## Set problem
Copy out lines with the word "JSON" from the material that follows.

## Rows from a dataset
────────
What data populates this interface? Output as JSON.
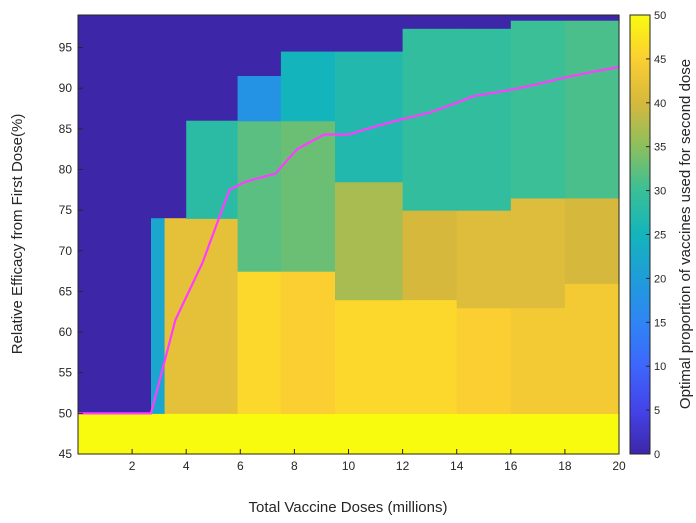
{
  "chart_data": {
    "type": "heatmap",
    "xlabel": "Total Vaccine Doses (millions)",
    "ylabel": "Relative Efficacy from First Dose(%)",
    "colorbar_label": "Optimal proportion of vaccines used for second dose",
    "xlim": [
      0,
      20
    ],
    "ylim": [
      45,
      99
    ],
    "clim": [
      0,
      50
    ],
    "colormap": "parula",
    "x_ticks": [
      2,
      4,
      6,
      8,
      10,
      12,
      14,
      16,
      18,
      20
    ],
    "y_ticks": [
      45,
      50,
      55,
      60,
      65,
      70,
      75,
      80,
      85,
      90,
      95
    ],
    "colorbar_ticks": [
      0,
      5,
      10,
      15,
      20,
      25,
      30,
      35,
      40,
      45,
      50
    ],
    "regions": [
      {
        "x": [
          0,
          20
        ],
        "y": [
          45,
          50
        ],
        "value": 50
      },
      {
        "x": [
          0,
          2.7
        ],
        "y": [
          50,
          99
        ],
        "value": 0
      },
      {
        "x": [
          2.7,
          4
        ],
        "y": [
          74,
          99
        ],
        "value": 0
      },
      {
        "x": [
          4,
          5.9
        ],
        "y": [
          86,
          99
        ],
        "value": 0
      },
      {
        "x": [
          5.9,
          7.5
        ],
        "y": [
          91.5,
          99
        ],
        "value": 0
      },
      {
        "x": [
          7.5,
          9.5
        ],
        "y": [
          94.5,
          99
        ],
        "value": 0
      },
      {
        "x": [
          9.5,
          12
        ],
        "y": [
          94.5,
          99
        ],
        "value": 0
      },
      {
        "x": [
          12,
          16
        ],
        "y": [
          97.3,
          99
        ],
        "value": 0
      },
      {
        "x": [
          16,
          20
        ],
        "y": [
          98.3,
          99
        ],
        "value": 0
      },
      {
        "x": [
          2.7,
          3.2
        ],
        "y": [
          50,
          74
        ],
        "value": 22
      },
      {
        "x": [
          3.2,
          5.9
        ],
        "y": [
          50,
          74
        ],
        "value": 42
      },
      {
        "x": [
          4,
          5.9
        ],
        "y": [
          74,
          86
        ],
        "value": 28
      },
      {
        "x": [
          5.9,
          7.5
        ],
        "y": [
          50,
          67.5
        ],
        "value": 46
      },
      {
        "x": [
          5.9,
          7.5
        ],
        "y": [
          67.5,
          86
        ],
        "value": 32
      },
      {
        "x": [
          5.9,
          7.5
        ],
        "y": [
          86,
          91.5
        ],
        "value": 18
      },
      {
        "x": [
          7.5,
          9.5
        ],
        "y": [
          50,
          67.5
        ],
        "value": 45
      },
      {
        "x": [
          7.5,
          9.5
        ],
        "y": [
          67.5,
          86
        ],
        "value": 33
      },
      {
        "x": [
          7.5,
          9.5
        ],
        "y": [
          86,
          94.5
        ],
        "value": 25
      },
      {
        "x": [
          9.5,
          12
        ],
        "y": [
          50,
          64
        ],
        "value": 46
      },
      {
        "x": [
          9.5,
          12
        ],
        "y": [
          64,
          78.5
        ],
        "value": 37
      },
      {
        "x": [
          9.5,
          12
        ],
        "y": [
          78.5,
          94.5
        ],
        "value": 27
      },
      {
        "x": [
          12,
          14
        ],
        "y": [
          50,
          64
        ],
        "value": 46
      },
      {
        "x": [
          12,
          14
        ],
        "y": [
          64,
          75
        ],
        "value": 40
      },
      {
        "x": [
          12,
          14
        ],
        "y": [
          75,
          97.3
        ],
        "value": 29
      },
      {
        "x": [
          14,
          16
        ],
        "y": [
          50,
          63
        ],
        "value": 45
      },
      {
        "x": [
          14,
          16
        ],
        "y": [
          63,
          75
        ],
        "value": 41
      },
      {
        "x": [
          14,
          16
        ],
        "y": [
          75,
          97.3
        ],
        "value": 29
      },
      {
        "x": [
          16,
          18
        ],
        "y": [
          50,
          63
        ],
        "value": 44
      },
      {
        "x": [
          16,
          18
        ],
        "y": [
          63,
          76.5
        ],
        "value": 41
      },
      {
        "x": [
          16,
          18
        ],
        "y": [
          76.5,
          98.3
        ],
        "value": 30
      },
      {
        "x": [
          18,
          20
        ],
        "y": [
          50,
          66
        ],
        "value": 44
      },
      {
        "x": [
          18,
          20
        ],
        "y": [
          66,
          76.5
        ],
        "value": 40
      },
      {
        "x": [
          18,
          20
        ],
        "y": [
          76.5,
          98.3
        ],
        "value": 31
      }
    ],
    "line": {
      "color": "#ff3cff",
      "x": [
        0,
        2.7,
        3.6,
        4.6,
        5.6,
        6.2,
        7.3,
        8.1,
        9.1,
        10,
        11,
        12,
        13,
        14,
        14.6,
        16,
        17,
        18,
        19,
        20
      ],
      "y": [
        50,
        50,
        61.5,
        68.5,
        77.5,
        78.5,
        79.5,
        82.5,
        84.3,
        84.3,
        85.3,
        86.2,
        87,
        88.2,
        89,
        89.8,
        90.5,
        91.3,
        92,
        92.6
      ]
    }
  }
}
────────
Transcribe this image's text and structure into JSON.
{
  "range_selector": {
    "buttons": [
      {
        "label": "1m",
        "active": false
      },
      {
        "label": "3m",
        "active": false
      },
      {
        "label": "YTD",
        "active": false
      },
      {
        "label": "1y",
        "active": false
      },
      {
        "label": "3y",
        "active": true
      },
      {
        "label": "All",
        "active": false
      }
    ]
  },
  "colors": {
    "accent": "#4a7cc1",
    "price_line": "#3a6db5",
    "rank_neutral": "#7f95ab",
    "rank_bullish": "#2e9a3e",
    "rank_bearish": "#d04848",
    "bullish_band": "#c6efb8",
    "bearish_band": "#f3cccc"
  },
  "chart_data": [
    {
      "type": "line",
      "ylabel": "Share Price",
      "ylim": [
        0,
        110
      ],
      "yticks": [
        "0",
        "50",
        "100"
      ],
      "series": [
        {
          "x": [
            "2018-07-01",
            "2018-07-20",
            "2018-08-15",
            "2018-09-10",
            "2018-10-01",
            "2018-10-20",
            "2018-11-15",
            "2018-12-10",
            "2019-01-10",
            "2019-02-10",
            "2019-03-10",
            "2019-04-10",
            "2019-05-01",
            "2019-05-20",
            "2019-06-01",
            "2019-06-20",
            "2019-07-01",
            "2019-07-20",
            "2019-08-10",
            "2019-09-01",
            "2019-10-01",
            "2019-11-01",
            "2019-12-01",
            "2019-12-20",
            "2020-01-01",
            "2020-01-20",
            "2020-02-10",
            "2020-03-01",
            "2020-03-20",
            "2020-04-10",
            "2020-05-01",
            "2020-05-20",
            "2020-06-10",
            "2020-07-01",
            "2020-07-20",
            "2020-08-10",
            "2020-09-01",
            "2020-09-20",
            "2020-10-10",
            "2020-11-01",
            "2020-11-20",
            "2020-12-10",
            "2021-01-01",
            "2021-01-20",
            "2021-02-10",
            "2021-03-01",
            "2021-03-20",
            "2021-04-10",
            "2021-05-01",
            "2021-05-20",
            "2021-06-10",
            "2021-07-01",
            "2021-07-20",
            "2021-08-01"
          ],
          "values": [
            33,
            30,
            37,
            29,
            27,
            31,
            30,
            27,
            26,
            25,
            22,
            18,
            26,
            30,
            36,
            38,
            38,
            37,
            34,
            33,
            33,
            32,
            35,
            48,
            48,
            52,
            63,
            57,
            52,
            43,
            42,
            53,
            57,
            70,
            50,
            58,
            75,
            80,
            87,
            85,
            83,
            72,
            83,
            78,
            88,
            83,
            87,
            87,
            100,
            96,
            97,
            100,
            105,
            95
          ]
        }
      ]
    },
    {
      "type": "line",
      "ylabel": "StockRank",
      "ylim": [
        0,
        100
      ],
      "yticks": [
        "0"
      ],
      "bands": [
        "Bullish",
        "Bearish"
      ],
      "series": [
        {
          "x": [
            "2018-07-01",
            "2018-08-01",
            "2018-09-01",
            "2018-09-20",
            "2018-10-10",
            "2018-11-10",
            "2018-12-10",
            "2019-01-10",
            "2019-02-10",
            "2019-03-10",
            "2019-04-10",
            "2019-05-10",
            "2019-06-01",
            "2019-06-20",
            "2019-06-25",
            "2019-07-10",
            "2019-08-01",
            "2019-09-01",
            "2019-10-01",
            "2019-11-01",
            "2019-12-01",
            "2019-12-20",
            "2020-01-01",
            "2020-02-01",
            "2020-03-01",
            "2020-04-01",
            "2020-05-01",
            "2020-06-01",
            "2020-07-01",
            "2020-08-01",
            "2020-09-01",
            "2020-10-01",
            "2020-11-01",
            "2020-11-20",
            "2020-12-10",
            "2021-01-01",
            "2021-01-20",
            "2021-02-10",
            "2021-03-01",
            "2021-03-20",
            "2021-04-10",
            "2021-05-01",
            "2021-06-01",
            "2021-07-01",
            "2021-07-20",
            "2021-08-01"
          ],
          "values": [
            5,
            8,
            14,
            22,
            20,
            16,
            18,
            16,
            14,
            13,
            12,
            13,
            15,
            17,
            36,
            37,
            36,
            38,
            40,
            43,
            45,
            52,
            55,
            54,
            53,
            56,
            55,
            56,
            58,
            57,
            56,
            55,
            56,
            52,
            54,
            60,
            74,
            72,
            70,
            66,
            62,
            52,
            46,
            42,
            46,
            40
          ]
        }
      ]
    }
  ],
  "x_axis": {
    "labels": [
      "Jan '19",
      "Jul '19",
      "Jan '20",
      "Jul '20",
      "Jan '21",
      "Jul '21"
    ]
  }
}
────────
## Solution
What data populates this interface? Output as JSON.
Transcribe this image's text and structure into JSON.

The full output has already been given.